======== Extracted data ========

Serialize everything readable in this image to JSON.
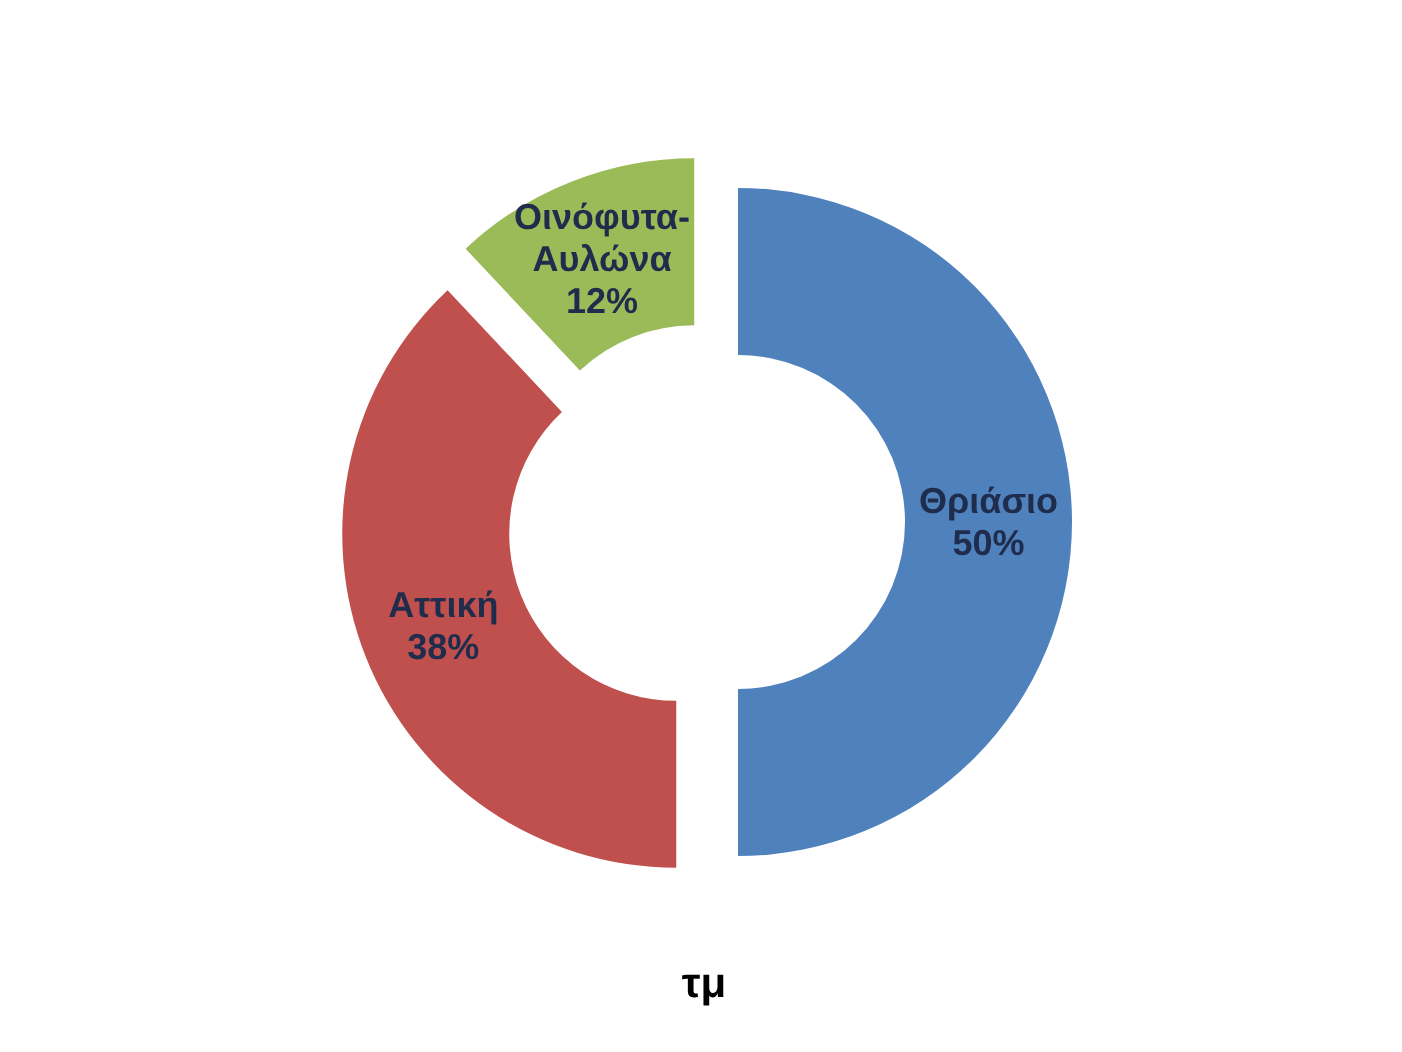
{
  "chart_data": {
    "type": "donut",
    "title": "τμ",
    "categories": [
      "Θριάσιο",
      "Αττική",
      "Οινόφυτα-Αυλώνα"
    ],
    "values": [
      50,
      38,
      12
    ],
    "value_labels": [
      "50%",
      "38%",
      "12%"
    ],
    "colors": [
      "#4f81bd",
      "#c0504d",
      "#9bbb59"
    ]
  }
}
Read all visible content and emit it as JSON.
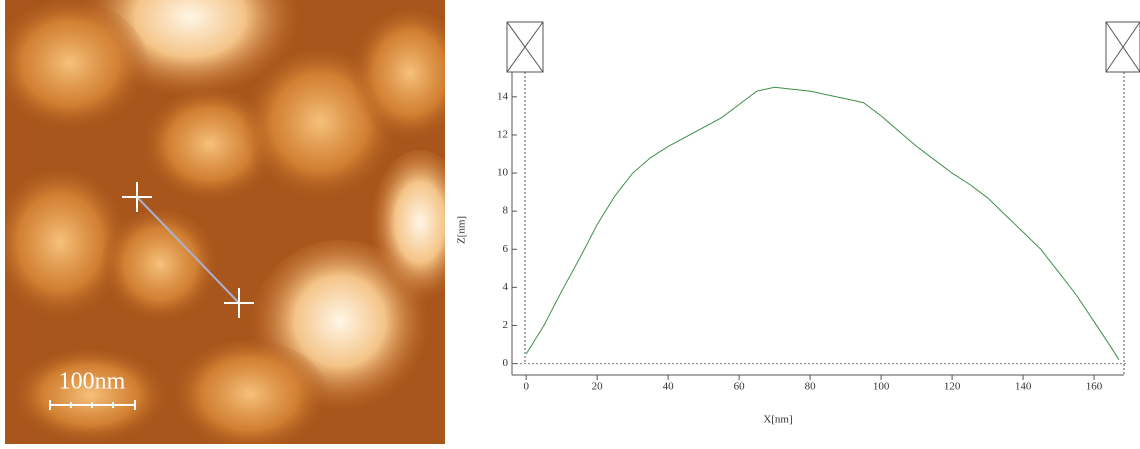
{
  "image": {
    "scale_label": "100nm"
  },
  "chart_data": {
    "type": "line",
    "xlabel": "X[nm]",
    "ylabel": "Z[nm]",
    "x": [
      0,
      5,
      10,
      15,
      20,
      25,
      30,
      35,
      40,
      45,
      50,
      55,
      60,
      65,
      70,
      75,
      80,
      85,
      90,
      95,
      100,
      105,
      110,
      115,
      120,
      125,
      130,
      135,
      140,
      145,
      150,
      155,
      160,
      165,
      167
    ],
    "series": [
      {
        "color": "#3f8f4a",
        "values": [
          0.5,
          2,
          3.8,
          5.5,
          7.3,
          8.8,
          10,
          10.8,
          11.4,
          11.9,
          12.4,
          12.9,
          13.6,
          14.3,
          14.5,
          14.4,
          14.3,
          14.1,
          13.9,
          13.7,
          13,
          12.2,
          11.4,
          10.7,
          10,
          9.4,
          8.7,
          7.8,
          6.9,
          6,
          4.8,
          3.6,
          2.2,
          0.8,
          0.2
        ]
      }
    ],
    "xlim": [
      -4,
      169
    ],
    "ylim": [
      -0.6,
      15.2
    ],
    "xticks": [
      0,
      20,
      40,
      60,
      80,
      100,
      120,
      140,
      160
    ],
    "yticks": [
      0,
      2,
      4,
      6,
      8,
      10,
      12,
      14
    ]
  }
}
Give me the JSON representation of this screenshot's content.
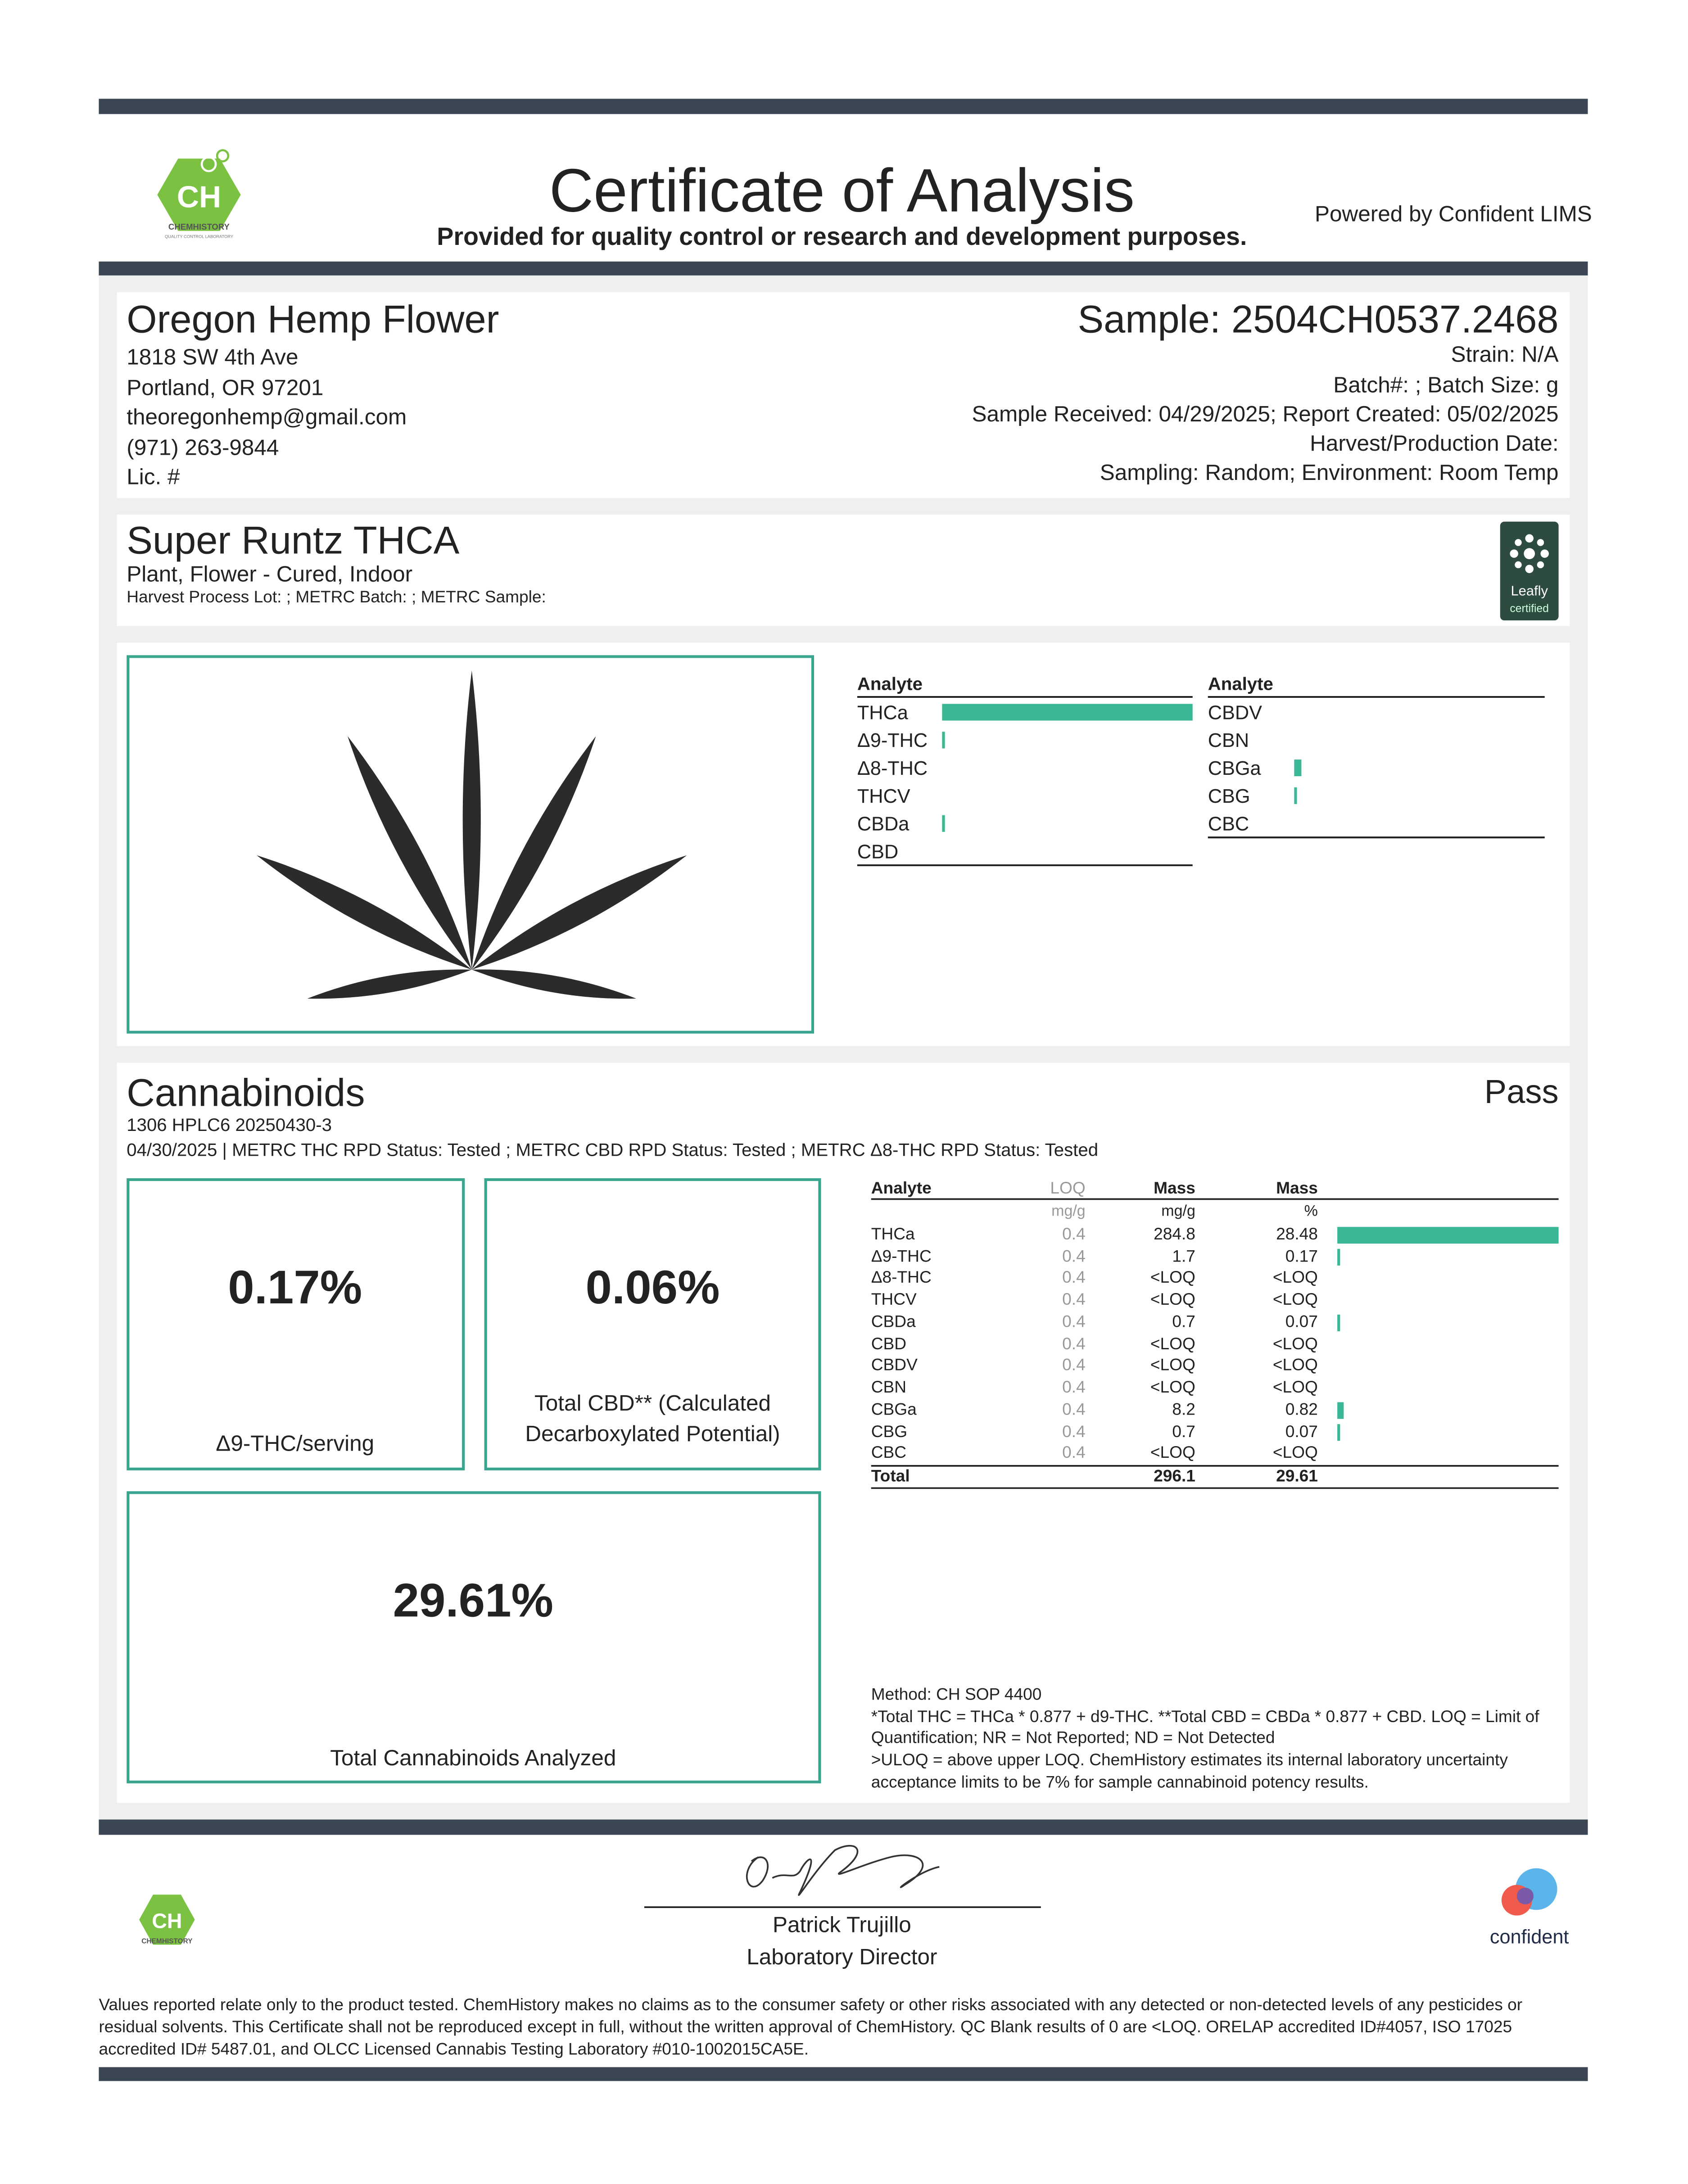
{
  "header": {
    "title": "Certificate of Analysis",
    "subtitle": "Provided for quality control or research and development purposes.",
    "powered_by": "Powered by Confident LIMS"
  },
  "logos": {
    "ch_mark": "CH",
    "ch_name": "CHEMHISTORY",
    "ch_tag": "QUALITY CONTROL LABORATORY",
    "leafly": "Leafly",
    "leafly_sub": "certified",
    "confident": "confident"
  },
  "client": {
    "name": "Oregon Hemp Flower",
    "lines": [
      "1818 SW 4th Ave",
      "Portland, OR 97201",
      "theoregonhemp@gmail.com",
      "(971) 263-9844",
      "Lic. #"
    ]
  },
  "sample": {
    "id": "Sample: 2504CH0537.2468",
    "lines": [
      "Strain: N/A",
      "Batch#: ; Batch Size:  g",
      "Sample Received: 04/29/2025; Report Created: 05/02/2025",
      "Harvest/Production Date: ",
      "Sampling: Random; Environment: Room Temp"
    ]
  },
  "product": {
    "name": "Super Runtz THCA",
    "type": "Plant, Flower - Cured, Indoor",
    "lots": "Harvest Process Lot: ; METRC Batch: ; METRC Sample:"
  },
  "summary_lists": [
    {
      "header": "Analyte",
      "items": [
        "THCa",
        "Δ9-THC",
        "Δ8-THC",
        "THCV",
        "CBDa",
        "CBD"
      ]
    },
    {
      "header": "Analyte",
      "items": [
        "CBDV",
        "CBN",
        "CBGa",
        "CBG",
        "CBC"
      ]
    }
  ],
  "cannabinoids": {
    "title": "Cannabinoids",
    "result": "Pass",
    "instrument": "1306 HPLC6 20250430-3",
    "status": "04/30/2025 | METRC THC RPD Status: Tested ; METRC CBD RPD Status: Tested ; METRC Δ8-THC RPD Status: Tested",
    "boxes": [
      {
        "value": "0.17%",
        "label": "Δ9-THC/serving"
      },
      {
        "value": "0.06%",
        "label": "Total CBD** (Calculated Decarboxylated Potential)"
      },
      {
        "value": "29.61%",
        "label": "Total Cannabinoids Analyzed"
      }
    ],
    "table": {
      "columns": [
        "Analyte",
        "LOQ",
        "Mass",
        "Mass"
      ],
      "units": [
        "mg/g",
        "mg/g",
        "%"
      ],
      "rows": [
        [
          "THCa",
          0.4,
          284.8,
          28.48
        ],
        [
          "Δ9-THC",
          0.4,
          1.7,
          0.17
        ],
        [
          "Δ8-THC",
          0.4,
          "<LOQ",
          "<LOQ"
        ],
        [
          "THCV",
          0.4,
          "<LOQ",
          "<LOQ"
        ],
        [
          "CBDa",
          0.4,
          0.7,
          0.07
        ],
        [
          "CBD",
          0.4,
          "<LOQ",
          "<LOQ"
        ],
        [
          "CBDV",
          0.4,
          "<LOQ",
          "<LOQ"
        ],
        [
          "CBN",
          0.4,
          "<LOQ",
          "<LOQ"
        ],
        [
          "CBGa",
          0.4,
          8.2,
          0.82
        ],
        [
          "CBG",
          0.4,
          0.7,
          0.07
        ],
        [
          "CBC",
          0.4,
          "<LOQ",
          "<LOQ"
        ]
      ],
      "total": [
        "Total",
        296.1,
        29.61
      ]
    },
    "method": [
      "Method: CH SOP 4400",
      "*Total THC = THCa * 0.877 + d9-THC. **Total CBD = CBDa * 0.877 + CBD. LOQ = Limit of",
      "Quantification; NR = Not Reported; ND = Not Detected",
      ">ULOQ = above upper LOQ. ChemHistory estimates its internal laboratory uncertainty",
      "acceptance limits to be 7% for sample cannabinoid potency results."
    ]
  },
  "signatory": {
    "name": "Patrick Trujillo",
    "title": "Laboratory Director"
  },
  "disclaimer": [
    "Values reported relate only to the product tested. ChemHistory makes no claims as to the consumer safety or other risks associated with any detected or non-detected levels of any pesticides or",
    "residual solvents. This Certificate shall not be reproduced except in full, without the written approval of ChemHistory. QC Blank results of 0 are <LOQ.  ORELAP accredited ID#4057, ISO 17025",
    "accredited ID# 5487.01, and OLCC Licensed Cannabis Testing Laboratory #010-1002015CA5E."
  ]
}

========

Given problem -> Show every line above in which the word "JSON" occurs.

Output ->
Serialize everything readable in this image to JSON.
Read all visible content and emit it as JSON.
Give me the JSON representation of this screenshot's content.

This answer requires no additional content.